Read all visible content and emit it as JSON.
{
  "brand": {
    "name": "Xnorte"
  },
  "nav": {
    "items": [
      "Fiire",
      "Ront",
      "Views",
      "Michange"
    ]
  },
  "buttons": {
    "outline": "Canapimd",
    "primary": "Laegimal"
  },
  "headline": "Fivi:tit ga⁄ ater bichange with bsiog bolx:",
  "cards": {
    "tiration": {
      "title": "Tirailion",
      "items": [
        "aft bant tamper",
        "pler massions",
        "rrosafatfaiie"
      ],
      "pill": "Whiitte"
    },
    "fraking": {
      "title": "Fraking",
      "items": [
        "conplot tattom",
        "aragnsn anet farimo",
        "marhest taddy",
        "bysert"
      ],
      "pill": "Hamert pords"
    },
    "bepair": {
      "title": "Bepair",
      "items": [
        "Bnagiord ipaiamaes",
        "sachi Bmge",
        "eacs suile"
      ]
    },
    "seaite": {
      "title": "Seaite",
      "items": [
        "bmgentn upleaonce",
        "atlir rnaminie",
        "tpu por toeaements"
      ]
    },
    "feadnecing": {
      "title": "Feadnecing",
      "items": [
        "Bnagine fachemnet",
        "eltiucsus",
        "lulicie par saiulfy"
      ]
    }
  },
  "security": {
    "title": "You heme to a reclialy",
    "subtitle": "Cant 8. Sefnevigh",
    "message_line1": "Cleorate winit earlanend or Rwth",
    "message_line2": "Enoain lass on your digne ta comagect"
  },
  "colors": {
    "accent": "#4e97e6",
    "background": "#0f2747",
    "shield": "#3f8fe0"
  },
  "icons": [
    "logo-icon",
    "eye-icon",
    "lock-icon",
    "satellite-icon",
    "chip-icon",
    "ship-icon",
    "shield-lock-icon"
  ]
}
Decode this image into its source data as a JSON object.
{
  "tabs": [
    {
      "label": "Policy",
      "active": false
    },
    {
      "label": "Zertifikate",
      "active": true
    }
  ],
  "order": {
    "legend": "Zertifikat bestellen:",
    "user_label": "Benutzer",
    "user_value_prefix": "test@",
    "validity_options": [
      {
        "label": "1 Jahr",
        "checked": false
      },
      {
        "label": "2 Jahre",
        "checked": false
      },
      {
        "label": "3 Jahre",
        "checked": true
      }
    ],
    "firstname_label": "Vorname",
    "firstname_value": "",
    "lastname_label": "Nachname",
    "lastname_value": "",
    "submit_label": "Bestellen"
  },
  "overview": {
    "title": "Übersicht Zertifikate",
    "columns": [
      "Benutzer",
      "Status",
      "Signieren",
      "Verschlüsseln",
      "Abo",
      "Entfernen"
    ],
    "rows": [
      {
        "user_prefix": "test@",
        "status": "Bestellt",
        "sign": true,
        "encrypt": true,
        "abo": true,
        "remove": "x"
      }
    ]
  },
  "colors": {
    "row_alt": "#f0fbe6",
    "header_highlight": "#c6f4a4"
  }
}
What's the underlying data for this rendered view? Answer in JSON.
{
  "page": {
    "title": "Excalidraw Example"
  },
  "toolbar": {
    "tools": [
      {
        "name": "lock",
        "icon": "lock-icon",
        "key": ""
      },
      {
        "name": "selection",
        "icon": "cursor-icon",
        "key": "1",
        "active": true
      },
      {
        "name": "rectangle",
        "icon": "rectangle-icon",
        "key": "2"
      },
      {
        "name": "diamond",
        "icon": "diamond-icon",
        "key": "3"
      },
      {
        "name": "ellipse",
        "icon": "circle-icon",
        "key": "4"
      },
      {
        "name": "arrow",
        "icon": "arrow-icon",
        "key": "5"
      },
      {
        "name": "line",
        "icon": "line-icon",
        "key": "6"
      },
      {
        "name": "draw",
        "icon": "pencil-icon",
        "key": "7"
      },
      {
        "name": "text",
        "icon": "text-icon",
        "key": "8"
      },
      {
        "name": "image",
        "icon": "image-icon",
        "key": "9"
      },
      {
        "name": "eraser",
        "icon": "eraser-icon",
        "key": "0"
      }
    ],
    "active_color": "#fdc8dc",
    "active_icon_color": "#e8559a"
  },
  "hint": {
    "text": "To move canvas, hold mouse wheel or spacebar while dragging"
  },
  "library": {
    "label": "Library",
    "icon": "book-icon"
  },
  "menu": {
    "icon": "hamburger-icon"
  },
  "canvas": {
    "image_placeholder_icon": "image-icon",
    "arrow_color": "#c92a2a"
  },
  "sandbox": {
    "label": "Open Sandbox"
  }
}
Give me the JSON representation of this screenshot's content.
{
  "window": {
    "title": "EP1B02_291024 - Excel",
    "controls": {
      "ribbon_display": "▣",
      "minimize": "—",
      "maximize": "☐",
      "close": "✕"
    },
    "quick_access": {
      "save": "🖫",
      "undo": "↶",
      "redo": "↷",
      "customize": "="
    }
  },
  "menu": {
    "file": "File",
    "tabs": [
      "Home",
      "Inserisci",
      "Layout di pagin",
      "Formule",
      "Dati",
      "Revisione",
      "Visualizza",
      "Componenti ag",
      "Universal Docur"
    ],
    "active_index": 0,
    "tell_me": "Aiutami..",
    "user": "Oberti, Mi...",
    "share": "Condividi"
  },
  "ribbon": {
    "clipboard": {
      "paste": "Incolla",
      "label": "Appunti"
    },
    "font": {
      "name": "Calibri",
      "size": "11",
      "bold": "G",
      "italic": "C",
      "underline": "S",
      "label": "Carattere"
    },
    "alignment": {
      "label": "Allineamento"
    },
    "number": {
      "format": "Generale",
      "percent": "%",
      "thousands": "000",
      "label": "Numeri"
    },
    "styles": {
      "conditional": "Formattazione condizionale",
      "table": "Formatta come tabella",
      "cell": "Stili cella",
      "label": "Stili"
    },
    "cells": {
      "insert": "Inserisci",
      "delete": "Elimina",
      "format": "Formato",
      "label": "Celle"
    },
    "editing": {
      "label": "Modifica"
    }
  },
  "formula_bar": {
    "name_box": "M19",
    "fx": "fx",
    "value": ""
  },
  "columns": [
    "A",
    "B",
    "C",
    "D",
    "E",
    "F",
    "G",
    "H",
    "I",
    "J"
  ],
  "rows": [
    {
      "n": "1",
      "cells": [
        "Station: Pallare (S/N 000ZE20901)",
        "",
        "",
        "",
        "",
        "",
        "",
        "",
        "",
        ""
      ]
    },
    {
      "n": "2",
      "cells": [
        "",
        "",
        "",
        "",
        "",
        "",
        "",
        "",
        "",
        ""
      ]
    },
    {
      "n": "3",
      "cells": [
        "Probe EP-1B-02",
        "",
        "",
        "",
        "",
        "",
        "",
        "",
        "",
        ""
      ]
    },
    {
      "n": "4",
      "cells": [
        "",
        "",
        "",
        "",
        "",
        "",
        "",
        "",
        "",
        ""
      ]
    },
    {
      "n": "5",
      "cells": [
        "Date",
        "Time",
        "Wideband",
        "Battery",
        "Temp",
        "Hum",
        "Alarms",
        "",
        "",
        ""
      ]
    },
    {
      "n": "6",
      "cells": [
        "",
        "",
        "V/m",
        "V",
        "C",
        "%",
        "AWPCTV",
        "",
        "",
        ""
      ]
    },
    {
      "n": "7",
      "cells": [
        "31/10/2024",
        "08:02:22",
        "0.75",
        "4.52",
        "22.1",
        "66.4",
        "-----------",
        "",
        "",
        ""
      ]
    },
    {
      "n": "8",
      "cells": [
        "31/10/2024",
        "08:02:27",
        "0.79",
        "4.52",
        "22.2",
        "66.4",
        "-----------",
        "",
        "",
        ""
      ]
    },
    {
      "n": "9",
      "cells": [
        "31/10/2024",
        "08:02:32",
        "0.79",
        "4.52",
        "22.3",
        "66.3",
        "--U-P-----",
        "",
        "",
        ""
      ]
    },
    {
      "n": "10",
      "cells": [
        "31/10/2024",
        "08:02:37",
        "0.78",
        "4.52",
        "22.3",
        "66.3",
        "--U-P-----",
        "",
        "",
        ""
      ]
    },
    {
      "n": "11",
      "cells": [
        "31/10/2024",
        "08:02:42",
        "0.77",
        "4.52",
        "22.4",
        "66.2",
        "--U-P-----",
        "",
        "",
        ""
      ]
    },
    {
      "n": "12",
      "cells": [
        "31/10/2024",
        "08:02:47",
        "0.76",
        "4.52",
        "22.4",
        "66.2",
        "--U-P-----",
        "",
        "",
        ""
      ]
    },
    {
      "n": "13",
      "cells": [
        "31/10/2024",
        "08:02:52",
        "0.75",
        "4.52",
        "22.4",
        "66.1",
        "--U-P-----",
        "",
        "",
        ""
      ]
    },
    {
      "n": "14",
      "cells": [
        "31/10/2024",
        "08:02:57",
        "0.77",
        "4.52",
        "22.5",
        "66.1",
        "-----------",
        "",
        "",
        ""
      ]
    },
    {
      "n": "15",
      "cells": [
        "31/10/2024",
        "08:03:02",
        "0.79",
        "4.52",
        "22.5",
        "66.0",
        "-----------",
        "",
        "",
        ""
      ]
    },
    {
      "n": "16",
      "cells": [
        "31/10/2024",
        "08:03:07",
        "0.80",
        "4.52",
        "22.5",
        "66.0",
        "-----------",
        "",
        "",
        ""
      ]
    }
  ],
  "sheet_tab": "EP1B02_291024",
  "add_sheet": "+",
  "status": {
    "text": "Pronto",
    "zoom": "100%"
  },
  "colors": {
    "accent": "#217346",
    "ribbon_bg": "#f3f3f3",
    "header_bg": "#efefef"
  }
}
※
== EXERCISE TASK ==
Identify each line in the records above that contains the word "content", and copy it out in full.

== RESPONSE ==
Read all visible content and emit it as JSON.
Give me the JSON representation of this screenshot's content.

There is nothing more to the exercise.